Answer with a single number: how many lines in the listing below include "Monte"?
** start of DATA EXCERPTS **
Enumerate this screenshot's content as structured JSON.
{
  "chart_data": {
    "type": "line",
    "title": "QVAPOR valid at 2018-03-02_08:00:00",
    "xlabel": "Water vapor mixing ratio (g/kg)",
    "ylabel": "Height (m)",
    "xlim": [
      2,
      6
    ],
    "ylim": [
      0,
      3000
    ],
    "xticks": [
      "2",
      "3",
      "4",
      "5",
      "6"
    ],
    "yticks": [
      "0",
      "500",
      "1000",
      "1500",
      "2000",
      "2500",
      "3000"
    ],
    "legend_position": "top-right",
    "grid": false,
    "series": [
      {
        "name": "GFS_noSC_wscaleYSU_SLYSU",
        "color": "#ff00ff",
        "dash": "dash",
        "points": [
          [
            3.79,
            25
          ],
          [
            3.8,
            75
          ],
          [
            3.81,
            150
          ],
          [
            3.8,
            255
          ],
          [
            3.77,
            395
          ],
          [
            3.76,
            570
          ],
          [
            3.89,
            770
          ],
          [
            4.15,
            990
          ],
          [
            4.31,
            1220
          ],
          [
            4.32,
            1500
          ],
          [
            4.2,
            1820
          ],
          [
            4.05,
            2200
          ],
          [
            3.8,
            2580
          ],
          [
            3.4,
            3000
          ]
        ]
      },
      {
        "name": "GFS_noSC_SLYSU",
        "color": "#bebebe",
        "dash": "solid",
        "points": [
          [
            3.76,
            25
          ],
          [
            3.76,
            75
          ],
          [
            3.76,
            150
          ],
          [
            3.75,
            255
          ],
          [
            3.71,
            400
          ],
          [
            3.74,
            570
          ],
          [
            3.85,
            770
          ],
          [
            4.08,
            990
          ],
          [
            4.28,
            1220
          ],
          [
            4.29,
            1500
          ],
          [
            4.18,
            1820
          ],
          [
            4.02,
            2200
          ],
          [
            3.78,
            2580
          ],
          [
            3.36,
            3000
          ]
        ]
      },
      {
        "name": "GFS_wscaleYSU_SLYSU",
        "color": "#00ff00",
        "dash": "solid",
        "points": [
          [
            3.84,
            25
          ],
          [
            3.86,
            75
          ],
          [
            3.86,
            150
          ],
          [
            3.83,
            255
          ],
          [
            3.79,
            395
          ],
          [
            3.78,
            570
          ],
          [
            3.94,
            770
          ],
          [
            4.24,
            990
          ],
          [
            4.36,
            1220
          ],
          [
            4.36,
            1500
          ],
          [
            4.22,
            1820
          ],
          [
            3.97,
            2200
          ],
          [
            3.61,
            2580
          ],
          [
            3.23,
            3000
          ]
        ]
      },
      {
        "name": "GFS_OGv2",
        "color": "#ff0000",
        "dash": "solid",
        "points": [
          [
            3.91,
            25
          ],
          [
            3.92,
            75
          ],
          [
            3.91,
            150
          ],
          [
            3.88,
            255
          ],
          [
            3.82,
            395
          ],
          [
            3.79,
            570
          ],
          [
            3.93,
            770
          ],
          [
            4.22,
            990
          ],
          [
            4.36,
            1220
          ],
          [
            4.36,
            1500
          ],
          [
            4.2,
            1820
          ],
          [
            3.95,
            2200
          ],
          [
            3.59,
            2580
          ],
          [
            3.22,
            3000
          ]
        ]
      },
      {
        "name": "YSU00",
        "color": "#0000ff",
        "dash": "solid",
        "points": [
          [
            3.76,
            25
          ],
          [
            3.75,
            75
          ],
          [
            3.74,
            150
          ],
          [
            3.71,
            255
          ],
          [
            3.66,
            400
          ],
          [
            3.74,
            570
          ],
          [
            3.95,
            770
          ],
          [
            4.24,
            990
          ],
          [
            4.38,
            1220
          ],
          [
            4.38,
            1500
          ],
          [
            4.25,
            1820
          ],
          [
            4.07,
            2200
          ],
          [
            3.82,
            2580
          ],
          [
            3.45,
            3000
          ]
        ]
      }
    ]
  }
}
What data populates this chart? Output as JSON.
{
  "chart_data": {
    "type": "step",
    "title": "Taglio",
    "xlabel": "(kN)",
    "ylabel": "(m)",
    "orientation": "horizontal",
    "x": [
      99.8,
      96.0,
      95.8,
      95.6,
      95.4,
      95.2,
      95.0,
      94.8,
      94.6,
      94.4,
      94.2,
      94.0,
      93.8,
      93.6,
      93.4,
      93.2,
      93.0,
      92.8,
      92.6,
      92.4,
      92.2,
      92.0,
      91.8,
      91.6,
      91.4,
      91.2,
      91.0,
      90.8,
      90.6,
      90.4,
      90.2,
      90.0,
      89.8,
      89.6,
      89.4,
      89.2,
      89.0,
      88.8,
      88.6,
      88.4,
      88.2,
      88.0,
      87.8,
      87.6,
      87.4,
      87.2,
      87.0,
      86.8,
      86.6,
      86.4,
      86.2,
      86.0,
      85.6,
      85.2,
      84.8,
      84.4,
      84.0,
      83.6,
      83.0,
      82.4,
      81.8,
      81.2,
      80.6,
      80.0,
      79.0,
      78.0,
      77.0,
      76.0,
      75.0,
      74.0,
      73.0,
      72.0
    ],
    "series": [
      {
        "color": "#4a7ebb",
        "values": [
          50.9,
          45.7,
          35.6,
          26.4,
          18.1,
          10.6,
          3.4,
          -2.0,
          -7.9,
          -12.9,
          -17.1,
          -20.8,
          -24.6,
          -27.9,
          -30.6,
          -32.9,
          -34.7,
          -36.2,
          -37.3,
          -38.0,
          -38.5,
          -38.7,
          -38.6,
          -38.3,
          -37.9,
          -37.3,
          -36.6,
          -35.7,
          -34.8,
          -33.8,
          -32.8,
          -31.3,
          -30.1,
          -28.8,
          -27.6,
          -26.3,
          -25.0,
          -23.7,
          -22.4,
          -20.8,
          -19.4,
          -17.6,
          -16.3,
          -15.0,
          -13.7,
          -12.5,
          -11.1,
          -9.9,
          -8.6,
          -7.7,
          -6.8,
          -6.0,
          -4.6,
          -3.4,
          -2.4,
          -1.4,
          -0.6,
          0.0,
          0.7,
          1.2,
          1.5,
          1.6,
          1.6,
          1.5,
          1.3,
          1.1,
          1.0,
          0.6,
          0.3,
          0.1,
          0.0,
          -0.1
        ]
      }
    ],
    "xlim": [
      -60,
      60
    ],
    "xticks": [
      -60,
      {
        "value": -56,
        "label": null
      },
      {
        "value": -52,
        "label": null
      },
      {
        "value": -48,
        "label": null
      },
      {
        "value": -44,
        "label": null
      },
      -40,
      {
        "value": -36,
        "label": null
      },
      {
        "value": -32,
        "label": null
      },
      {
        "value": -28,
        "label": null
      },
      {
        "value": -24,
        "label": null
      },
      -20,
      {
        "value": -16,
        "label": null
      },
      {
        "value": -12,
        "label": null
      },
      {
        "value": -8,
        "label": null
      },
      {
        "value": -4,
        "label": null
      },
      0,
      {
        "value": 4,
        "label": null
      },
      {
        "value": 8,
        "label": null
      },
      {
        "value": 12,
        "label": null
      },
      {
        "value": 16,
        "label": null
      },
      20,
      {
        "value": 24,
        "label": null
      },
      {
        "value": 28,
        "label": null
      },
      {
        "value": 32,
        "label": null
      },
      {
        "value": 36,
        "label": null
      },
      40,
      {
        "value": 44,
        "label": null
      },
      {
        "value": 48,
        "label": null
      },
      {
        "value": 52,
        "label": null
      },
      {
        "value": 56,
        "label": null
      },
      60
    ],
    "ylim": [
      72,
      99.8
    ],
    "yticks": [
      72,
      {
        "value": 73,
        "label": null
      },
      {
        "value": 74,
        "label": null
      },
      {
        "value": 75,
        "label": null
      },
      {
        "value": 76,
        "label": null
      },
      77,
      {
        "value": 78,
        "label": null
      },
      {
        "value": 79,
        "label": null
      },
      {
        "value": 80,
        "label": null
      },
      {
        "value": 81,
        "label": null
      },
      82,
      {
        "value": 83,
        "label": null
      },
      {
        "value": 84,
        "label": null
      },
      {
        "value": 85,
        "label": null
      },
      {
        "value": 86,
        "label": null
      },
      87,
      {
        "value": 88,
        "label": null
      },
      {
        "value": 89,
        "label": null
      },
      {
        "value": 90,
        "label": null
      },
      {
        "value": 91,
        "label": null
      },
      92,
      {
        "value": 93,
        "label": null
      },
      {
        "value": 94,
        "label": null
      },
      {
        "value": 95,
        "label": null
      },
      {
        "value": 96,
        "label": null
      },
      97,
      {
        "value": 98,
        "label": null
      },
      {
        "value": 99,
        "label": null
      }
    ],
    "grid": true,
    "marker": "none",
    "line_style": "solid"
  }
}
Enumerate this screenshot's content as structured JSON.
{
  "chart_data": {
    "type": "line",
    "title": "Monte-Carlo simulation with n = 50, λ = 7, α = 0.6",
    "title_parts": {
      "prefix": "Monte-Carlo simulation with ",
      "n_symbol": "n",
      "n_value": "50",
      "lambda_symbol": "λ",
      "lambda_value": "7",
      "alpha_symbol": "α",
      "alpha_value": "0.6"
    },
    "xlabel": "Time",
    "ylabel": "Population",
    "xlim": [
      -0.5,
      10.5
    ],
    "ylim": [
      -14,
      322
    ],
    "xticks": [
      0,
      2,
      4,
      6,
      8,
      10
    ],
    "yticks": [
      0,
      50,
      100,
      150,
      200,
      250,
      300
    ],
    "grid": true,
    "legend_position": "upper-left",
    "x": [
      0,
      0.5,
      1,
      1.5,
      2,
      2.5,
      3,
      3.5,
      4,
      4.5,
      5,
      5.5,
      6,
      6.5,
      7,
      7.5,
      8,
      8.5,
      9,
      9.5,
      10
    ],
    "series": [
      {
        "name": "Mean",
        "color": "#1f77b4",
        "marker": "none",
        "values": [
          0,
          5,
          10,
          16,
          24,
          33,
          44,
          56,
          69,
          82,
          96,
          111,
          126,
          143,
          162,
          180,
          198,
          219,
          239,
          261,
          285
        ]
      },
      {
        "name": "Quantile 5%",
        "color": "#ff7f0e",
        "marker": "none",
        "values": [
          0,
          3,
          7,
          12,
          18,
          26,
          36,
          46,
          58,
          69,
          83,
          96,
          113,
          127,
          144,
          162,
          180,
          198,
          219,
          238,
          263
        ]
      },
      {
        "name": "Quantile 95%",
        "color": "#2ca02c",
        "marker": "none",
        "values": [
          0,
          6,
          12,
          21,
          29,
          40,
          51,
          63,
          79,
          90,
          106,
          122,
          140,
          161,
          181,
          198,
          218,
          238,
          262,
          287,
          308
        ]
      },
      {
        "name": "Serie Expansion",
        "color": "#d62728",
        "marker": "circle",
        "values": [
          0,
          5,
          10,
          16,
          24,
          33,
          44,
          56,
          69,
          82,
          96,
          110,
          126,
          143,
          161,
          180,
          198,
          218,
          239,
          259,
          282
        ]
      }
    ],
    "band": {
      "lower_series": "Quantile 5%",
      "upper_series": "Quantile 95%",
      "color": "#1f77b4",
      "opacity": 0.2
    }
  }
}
** end of DATA EXCERPTS **
| CORRECT RESPONSE |
2